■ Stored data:
— Start —

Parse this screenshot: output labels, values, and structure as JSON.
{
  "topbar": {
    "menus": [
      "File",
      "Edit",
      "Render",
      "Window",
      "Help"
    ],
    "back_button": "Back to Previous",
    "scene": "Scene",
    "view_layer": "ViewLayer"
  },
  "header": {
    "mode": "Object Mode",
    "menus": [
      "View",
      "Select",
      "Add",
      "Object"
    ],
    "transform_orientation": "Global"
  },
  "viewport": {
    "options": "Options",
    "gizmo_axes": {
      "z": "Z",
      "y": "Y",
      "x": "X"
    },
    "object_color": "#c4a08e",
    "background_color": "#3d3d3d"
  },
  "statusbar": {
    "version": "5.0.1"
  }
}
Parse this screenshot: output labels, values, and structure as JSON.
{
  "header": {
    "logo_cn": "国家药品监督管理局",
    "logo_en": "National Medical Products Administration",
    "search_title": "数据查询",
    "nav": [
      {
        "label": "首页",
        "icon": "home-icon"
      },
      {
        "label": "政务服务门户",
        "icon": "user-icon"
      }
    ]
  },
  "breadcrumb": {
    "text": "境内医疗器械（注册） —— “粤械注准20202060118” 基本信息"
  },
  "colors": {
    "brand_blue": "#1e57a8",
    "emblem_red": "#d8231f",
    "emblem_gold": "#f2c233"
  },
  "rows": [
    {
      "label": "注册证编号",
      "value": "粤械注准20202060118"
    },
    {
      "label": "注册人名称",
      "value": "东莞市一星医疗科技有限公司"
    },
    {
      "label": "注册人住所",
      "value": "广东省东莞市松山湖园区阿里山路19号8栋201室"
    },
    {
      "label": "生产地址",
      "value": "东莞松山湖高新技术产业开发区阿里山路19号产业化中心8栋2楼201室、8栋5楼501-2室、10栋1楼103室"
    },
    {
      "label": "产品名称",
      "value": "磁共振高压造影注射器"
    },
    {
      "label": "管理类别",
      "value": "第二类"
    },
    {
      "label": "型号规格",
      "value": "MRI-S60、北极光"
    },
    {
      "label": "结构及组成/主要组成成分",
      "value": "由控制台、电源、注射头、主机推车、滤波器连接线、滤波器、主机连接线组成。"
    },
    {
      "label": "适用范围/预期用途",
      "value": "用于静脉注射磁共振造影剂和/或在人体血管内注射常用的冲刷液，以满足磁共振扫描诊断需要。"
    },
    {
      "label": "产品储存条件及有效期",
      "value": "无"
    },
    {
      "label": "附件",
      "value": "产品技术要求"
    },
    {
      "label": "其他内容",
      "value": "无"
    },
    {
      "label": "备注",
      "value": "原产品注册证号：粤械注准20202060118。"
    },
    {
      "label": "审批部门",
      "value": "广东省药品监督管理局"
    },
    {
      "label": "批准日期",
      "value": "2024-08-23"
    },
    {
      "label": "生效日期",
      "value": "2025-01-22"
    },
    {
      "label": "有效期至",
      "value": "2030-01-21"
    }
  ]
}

— End —

Extract each entry in full, exactly as given.

Parse this screenshot: output labels, values, and structure as JSON.
{
  "topbar": {
    "menus": [
      "File",
      "Edit",
      "Render",
      "Window",
      "Help"
    ],
    "back_button": "Back to Previous",
    "scene": "Scene",
    "view_layer": "ViewLayer"
  },
  "header": {
    "mode": "Object Mode",
    "menus": [
      "View",
      "Select",
      "Add",
      "Object"
    ],
    "transform_orientation": "Global"
  },
  "viewport": {
    "options": "Options",
    "gizmo_axes": {
      "z": "Z",
      "y": "Y",
      "x": "X"
    },
    "object_color": "#c4a08e",
    "background_color": "#3d3d3d"
  },
  "statusbar": {
    "version": "5.0.1"
  }
}
Parse this screenshot: output labels, values, and structure as JSON.
{
  "header": {
    "logo_cn": "国家药品监督管理局",
    "logo_en": "National Medical Products Administration",
    "search_title": "数据查询",
    "nav": [
      {
        "label": "首页",
        "icon": "home-icon"
      },
      {
        "label": "政务服务门户",
        "icon": "user-icon"
      }
    ]
  },
  "breadcrumb": {
    "text": "境内医疗器械（注册） —— “粤械注准20202060118” 基本信息"
  },
  "colors": {
    "brand_blue": "#1e57a8",
    "emblem_red": "#d8231f",
    "emblem_gold": "#f2c233"
  },
  "rows": [
    {
      "label": "注册证编号",
      "value": "粤械注准20202060118"
    },
    {
      "label": "注册人名称",
      "value": "东莞市一星医疗科技有限公司"
    },
    {
      "label": "注册人住所",
      "value": "广东省东莞市松山湖园区阿里山路19号8栋201室"
    },
    {
      "label": "生产地址",
      "value": "东莞松山湖高新技术产业开发区阿里山路19号产业化中心8栋2楼201室、8栋5楼501-2室、10栋1楼103室"
    },
    {
      "label": "产品名称",
      "value": "磁共振高压造影注射器"
    },
    {
      "label": "管理类别",
      "value": "第二类"
    },
    {
      "label": "型号规格",
      "value": "MRI-S60、北极光"
    },
    {
      "label": "结构及组成/主要组成成分",
      "value": "由控制台、电源、注射头、主机推车、滤波器连接线、滤波器、主机连接线组成。"
    },
    {
      "label": "适用范围/预期用途",
      "value": "用于静脉注射磁共振造影剂和/或在人体血管内注射常用的冲刷液，以满足磁共振扫描诊断需要。"
    },
    {
      "label": "产品储存条件及有效期",
      "value": "无"
    },
    {
      "label": "附件",
      "value": "产品技术要求"
    },
    {
      "label": "其他内容",
      "value": "无"
    },
    {
      "label": "备注",
      "value": "原产品注册证号：粤械注准20202060118。"
    },
    {
      "label": "审批部门",
      "value": "广东省药品监督管理局"
    },
    {
      "label": "批准日期",
      "value": "2024-08-23"
    },
    {
      "label": "生效日期",
      "value": "2025-01-22"
    },
    {
      "label": "有效期至",
      "value": "2030-01-21"
    }
  ]
}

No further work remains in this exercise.